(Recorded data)
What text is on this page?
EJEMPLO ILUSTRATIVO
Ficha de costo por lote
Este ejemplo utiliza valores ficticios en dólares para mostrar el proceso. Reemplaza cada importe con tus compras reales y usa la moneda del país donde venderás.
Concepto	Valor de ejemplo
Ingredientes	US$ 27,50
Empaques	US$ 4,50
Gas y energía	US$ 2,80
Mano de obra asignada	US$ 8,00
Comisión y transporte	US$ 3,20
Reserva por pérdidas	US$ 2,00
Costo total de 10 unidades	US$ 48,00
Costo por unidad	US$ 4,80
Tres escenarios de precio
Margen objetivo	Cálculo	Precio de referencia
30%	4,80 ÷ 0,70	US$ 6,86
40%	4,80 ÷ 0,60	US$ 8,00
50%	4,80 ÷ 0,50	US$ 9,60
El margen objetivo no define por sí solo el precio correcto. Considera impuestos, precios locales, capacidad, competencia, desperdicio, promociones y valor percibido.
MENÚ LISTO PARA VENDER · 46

Task instructions:
Write out all of the records above exactly as they appear.

Solution for this task:
What text is on this page?
EJEMPLO ILUSTRATIVO
Ficha de costo por lote
Este ejemplo utiliza valores ficticios en dólares para mostrar el proceso. Reemplaza cada importe con tus compras reales y usa la moneda del país donde venderás.
Concepto	Valor de ejemplo
Ingredientes	US$ 27,50
Empaques	US$ 4,50
Gas y energía	US$ 2,80
Mano de obra asignada	US$ 8,00
Comisión y transporte	US$ 3,20
Reserva por pérdidas	US$ 2,00
Costo total de 10 unidades	US$ 48,00
Costo por unidad	US$ 4,80
Tres escenarios de precio
Margen objetivo	Cálculo	Precio de referencia
30%	4,80 ÷ 0,70	US$ 6,86
40%	4,80 ÷ 0,60	US$ 8,00
50%	4,80 ÷ 0,50	US$ 9,60
El margen objetivo no define por sí solo el precio correcto. Considera impuestos, precios locales, capacidad, competencia, desperdicio, promociones y valor percibido.
MENÚ LISTO PARA VENDER · 46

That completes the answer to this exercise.